Filter the records below for the word "name". Copy each line that holds it.

Records that describe figures
::::

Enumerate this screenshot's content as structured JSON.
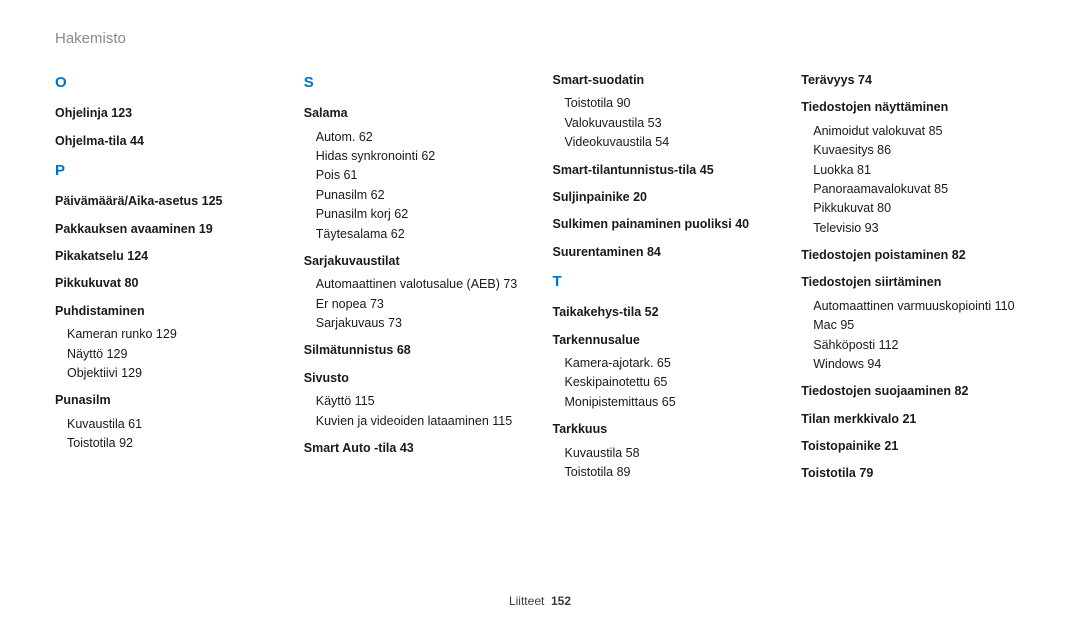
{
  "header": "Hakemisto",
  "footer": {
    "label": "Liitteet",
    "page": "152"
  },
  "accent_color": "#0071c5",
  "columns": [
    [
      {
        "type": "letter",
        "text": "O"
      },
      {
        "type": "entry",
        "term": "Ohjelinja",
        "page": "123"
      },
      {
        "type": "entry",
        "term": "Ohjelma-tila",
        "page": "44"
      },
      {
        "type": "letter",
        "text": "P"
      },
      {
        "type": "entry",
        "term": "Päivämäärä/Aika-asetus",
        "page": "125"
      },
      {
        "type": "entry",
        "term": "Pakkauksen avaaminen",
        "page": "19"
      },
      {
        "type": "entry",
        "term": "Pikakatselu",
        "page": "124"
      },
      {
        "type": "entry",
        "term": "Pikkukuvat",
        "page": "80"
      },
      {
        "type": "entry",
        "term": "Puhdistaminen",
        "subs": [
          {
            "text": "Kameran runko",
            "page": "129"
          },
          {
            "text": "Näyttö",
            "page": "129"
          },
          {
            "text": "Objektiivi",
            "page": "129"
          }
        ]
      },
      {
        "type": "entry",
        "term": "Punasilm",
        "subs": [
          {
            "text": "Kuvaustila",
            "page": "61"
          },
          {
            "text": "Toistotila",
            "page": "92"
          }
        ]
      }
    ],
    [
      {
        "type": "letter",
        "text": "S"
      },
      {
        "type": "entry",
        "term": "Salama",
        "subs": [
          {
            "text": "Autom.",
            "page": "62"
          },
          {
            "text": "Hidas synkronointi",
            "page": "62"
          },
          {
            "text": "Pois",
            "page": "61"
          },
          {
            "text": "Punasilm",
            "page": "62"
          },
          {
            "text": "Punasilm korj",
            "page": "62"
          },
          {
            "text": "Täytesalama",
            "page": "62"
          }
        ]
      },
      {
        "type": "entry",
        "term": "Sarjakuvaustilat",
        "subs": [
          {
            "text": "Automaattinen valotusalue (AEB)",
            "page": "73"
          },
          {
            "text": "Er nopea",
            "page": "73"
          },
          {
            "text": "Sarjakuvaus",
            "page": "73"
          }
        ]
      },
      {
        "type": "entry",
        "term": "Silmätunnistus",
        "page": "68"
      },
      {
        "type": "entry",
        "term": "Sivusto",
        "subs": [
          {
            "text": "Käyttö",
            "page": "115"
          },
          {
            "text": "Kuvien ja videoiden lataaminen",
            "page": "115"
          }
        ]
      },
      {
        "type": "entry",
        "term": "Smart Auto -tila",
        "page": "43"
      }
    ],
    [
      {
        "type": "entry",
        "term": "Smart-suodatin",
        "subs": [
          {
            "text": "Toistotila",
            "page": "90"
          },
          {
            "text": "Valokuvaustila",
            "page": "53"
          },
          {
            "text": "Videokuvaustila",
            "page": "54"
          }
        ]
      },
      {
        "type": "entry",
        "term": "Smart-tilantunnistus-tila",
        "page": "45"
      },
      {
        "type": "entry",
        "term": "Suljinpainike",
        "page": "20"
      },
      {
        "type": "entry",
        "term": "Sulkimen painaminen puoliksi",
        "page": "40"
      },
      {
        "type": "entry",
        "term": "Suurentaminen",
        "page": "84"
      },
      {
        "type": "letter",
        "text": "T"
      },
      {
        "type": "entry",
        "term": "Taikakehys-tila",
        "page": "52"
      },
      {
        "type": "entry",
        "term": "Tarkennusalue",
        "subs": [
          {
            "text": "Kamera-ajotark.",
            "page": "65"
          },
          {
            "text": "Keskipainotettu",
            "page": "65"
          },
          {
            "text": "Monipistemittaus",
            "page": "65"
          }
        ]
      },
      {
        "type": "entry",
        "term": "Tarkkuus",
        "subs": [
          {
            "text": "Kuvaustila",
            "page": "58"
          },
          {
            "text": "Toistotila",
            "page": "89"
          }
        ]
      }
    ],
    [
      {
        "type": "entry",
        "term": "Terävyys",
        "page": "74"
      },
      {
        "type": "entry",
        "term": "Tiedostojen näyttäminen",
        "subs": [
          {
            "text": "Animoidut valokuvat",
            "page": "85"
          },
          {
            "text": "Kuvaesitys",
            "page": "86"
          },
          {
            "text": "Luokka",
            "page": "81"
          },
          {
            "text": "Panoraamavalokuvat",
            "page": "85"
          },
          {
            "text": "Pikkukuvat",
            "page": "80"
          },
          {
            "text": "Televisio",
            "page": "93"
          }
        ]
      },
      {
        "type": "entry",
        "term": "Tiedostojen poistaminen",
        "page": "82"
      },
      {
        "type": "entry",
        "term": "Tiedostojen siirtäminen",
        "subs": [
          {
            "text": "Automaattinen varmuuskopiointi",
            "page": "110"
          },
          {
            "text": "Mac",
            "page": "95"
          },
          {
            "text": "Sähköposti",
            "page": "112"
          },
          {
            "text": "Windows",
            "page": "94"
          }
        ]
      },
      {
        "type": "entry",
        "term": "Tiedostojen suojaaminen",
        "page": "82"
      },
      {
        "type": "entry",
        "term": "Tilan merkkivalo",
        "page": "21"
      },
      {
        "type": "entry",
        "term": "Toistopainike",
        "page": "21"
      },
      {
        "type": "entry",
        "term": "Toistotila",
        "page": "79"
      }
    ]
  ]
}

::::

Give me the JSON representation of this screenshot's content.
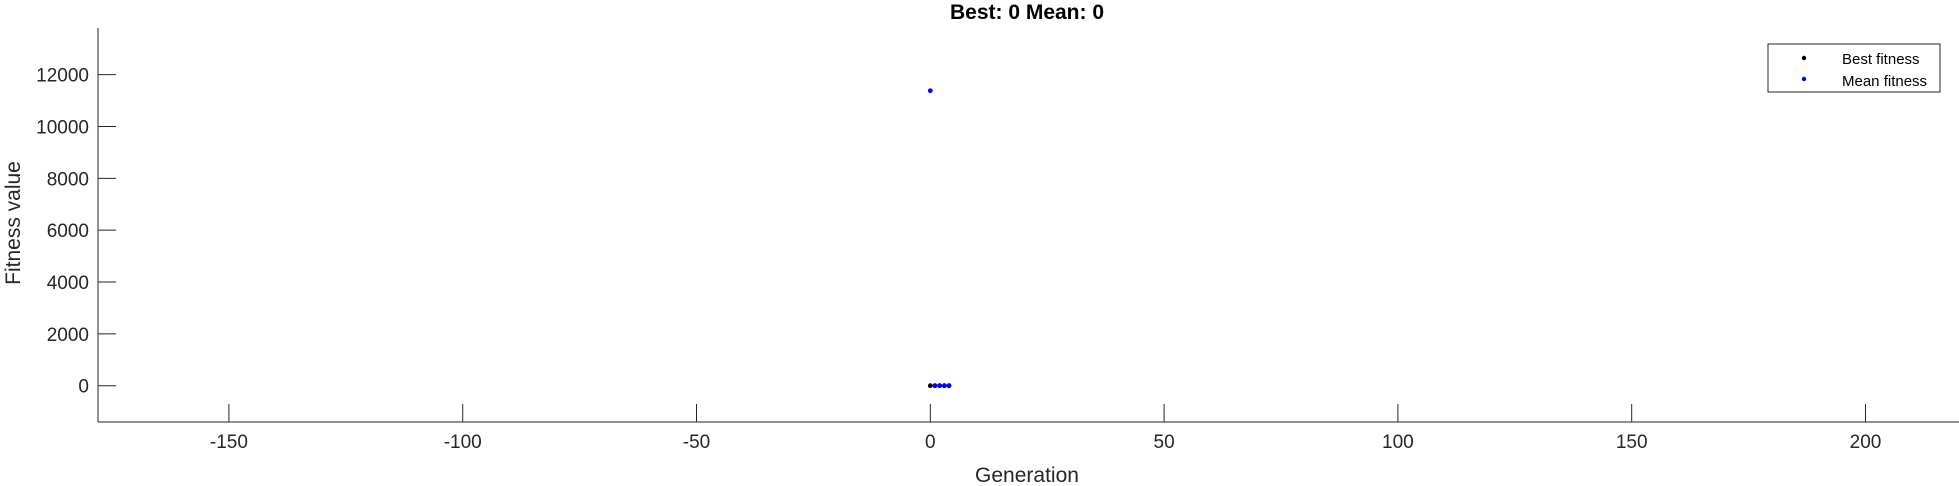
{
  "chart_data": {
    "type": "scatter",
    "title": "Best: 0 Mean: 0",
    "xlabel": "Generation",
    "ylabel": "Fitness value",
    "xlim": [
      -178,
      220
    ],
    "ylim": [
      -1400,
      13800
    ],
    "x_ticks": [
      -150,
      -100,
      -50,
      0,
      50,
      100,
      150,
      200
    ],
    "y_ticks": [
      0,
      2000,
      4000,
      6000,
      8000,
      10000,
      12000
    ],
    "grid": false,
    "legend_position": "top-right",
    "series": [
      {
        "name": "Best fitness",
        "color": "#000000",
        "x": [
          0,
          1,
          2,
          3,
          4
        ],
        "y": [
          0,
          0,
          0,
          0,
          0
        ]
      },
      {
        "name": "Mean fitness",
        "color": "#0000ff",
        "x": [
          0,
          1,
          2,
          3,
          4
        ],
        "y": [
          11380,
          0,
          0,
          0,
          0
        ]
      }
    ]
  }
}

::::

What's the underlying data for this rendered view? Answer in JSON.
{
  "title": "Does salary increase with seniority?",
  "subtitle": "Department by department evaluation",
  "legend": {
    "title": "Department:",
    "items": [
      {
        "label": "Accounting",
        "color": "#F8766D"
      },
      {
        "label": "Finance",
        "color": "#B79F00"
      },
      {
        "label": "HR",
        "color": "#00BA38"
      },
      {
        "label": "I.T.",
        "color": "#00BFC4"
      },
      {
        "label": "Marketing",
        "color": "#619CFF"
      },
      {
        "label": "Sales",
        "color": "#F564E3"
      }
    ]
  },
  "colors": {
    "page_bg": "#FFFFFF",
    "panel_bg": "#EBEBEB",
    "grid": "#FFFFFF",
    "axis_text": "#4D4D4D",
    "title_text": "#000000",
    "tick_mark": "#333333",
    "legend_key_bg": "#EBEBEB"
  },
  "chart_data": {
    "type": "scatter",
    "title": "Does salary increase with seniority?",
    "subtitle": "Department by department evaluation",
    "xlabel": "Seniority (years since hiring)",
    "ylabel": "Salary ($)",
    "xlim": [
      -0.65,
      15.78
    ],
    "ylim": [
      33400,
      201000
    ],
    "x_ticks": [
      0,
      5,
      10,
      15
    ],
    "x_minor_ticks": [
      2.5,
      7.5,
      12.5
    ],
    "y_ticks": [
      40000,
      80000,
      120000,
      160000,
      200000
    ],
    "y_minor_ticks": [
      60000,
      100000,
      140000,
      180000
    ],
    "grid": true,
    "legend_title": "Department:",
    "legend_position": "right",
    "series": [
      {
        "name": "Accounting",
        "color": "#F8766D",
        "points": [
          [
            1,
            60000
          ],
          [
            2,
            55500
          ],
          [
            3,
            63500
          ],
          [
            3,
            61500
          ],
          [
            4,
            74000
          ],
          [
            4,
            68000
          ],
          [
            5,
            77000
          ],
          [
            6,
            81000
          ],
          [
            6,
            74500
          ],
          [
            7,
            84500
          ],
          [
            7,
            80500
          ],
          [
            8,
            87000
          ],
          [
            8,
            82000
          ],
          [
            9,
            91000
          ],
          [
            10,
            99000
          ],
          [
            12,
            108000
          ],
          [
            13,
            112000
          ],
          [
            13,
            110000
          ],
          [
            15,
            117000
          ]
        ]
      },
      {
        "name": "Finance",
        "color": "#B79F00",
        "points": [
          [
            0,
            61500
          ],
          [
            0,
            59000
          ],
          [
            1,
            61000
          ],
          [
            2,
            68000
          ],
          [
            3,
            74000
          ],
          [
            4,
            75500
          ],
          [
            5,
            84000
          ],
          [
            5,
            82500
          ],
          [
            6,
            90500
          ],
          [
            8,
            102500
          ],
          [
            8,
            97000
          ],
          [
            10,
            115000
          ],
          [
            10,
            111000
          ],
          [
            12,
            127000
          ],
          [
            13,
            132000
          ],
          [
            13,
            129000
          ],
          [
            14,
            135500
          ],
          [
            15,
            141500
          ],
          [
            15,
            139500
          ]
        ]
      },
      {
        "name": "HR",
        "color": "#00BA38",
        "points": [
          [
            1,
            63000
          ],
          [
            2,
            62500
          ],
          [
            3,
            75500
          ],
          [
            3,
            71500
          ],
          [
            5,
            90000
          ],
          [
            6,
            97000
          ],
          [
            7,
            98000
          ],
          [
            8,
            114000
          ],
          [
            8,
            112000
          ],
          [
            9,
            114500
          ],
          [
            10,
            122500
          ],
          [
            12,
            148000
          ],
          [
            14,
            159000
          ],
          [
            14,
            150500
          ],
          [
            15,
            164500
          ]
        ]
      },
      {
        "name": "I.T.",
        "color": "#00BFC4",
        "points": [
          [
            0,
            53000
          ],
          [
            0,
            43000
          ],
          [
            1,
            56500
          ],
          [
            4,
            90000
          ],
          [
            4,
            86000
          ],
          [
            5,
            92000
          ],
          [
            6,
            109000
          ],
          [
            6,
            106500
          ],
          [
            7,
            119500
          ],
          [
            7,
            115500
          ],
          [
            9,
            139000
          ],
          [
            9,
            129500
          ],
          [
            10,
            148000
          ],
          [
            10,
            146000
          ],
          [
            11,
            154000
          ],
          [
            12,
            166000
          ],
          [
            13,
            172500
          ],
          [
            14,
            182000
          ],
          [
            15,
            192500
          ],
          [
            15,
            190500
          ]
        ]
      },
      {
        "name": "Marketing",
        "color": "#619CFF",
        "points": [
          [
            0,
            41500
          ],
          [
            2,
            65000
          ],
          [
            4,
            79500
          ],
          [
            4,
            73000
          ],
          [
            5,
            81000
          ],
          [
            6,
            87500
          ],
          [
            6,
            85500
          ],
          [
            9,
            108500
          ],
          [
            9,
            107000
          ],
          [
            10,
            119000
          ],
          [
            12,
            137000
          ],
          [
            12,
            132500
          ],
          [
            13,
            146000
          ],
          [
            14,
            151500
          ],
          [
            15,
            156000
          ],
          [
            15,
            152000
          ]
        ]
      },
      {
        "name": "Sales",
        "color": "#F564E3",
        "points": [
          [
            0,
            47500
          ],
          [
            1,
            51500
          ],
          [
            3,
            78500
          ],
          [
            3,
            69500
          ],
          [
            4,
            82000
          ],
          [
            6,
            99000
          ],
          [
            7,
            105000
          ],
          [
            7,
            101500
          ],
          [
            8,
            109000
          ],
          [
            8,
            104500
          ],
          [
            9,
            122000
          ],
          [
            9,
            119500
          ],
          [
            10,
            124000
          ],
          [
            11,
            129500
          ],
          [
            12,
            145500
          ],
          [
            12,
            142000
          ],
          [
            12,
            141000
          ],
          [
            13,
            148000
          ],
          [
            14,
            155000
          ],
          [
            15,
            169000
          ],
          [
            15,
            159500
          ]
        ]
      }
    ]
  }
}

::::

Task result
        "name": "Best fitness",
        "name": "Mean fitness",
        "name": "Accounting",
        "name": "Finance",
        "name": "HR",
        "name": "I.T.",
        "name": "Marketing",
        "name": "Sales",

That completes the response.